■ Task description: What is the number of lines holding the word "content"? Give that number alone.

[Collected data entries]
────────────────────
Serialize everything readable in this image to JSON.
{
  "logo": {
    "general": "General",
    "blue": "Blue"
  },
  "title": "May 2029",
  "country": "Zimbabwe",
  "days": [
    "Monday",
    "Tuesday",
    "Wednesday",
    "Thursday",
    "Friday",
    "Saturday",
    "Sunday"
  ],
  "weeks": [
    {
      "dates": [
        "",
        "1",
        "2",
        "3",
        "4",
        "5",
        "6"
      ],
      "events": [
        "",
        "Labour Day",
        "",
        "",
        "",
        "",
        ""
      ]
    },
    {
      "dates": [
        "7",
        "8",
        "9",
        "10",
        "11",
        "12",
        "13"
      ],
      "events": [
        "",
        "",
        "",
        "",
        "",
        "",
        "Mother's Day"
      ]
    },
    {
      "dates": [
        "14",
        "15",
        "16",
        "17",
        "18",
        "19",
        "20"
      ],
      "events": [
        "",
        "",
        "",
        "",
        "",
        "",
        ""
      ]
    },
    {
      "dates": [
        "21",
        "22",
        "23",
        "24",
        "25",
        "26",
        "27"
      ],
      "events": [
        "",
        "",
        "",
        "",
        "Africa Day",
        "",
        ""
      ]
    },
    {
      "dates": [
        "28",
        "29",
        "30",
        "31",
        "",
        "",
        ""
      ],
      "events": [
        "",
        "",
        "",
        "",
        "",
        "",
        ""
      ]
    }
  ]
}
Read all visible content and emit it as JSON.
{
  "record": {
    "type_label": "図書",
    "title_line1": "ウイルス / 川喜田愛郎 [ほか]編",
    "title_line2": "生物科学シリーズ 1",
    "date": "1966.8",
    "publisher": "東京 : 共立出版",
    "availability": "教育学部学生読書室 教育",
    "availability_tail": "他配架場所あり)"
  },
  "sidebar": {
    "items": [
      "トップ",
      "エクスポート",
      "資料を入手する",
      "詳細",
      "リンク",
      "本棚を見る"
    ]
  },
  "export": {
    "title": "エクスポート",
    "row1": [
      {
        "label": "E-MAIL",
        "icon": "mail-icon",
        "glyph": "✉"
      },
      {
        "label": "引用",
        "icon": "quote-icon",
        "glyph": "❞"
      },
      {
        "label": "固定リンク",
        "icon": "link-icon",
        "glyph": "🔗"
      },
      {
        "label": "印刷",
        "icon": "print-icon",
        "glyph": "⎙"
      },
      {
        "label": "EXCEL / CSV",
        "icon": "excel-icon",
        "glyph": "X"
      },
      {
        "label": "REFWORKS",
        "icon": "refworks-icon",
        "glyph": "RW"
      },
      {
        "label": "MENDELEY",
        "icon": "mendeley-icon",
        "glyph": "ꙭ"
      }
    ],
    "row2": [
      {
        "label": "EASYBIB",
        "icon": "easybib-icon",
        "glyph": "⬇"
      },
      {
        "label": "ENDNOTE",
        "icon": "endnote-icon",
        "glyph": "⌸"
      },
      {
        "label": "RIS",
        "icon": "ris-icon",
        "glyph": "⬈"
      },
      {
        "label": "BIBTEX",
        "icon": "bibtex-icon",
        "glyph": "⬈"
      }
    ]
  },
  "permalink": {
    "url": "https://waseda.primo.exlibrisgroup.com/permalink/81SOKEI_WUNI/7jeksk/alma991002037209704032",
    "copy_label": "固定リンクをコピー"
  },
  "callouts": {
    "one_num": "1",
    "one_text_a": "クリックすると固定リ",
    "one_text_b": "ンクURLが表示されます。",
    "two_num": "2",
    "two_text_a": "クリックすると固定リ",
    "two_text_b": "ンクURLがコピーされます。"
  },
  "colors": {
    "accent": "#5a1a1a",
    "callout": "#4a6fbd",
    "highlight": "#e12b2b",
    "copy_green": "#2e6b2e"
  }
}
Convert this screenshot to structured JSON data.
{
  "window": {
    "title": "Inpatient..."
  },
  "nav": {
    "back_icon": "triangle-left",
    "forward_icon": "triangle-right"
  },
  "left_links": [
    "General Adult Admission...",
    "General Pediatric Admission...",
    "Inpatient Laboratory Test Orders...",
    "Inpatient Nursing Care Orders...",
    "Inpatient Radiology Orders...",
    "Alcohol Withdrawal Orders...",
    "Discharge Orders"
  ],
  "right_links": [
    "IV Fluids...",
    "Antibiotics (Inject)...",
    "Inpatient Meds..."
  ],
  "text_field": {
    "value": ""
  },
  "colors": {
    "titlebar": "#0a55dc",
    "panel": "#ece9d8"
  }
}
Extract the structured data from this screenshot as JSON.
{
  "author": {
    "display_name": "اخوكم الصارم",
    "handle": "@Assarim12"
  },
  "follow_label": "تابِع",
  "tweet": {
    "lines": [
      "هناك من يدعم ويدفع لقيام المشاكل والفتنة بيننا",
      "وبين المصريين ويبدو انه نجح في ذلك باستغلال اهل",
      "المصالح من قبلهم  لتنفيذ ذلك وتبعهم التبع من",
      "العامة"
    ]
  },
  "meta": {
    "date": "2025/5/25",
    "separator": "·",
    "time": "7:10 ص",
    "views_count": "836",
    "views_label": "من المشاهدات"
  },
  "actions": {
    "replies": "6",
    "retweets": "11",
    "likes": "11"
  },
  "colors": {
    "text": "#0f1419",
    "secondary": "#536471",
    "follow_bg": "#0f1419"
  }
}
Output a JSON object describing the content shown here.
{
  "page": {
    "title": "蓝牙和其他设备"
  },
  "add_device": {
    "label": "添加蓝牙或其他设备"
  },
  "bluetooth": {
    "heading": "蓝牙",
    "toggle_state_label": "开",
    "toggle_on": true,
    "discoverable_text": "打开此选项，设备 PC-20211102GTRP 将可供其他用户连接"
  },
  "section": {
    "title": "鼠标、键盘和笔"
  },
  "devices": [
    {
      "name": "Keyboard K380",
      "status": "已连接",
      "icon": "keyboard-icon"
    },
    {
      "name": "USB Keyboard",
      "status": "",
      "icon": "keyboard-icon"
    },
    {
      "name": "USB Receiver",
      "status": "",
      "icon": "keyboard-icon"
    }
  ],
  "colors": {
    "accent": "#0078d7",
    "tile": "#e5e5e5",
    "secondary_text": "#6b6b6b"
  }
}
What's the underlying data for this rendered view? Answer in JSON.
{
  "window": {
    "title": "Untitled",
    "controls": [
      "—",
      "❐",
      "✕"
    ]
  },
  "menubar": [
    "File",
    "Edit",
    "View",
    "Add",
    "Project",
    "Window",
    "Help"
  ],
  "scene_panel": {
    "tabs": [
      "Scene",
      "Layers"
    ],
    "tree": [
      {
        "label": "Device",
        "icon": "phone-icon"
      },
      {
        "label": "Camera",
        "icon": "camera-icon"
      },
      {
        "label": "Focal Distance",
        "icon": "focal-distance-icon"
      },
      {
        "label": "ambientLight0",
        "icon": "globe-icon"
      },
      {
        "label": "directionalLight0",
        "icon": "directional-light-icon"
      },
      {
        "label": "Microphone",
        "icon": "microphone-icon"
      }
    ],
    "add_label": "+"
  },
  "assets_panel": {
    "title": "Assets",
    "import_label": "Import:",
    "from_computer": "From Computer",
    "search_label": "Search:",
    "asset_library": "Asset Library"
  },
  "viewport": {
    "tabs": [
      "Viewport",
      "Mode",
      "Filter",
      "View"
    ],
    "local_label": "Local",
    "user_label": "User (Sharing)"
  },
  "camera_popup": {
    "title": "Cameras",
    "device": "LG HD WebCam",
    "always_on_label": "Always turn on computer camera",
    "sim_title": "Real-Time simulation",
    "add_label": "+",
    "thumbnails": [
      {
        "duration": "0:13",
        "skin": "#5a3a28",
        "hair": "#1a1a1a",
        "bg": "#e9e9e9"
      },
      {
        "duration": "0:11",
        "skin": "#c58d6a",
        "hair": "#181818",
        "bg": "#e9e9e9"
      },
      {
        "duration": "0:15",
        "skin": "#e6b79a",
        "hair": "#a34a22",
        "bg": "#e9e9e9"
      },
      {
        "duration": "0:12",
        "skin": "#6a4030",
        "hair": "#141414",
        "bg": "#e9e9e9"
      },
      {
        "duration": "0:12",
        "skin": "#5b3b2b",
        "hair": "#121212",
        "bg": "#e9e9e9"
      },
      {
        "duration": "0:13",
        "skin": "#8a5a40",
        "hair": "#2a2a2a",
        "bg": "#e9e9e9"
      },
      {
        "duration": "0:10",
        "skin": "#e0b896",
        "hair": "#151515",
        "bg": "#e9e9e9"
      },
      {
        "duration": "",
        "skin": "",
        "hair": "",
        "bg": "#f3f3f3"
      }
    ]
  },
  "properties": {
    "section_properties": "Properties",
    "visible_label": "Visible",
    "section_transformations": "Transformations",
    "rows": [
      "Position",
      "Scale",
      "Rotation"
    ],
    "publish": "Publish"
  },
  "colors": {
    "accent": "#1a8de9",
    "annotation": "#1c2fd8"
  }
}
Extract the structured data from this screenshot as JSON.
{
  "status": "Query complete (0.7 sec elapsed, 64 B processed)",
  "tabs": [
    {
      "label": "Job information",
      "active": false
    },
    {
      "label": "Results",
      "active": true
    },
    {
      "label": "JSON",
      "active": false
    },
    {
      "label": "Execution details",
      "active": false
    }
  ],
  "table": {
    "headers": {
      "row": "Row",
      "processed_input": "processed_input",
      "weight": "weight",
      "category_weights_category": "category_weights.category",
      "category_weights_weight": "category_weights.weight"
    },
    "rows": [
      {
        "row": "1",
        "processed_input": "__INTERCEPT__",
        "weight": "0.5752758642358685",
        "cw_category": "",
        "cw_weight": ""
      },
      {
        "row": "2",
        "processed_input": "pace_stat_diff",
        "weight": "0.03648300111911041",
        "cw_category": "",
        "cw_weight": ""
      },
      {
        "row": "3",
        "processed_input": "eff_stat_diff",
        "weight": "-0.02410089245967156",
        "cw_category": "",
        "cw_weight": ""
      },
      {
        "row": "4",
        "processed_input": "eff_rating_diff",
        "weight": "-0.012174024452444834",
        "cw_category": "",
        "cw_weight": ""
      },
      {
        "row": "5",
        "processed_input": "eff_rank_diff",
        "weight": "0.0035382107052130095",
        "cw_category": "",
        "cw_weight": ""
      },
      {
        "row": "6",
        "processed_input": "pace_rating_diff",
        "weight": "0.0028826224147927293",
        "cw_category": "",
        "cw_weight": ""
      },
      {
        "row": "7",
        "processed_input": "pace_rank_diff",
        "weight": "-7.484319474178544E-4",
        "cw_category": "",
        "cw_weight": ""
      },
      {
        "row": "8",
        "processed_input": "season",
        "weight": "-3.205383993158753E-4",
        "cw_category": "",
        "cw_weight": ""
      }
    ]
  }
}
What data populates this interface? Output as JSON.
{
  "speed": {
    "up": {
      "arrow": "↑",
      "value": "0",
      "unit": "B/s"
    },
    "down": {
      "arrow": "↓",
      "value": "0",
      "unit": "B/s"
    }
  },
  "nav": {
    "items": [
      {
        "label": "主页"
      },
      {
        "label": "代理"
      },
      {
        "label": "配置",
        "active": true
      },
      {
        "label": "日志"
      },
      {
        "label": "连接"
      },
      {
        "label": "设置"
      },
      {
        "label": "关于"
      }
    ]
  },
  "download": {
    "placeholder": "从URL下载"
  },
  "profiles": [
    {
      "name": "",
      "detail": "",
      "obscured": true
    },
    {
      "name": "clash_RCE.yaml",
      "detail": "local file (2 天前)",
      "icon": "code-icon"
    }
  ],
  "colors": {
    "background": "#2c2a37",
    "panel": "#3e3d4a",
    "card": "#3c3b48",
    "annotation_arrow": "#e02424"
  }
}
────────────────────
■ Finished task: 2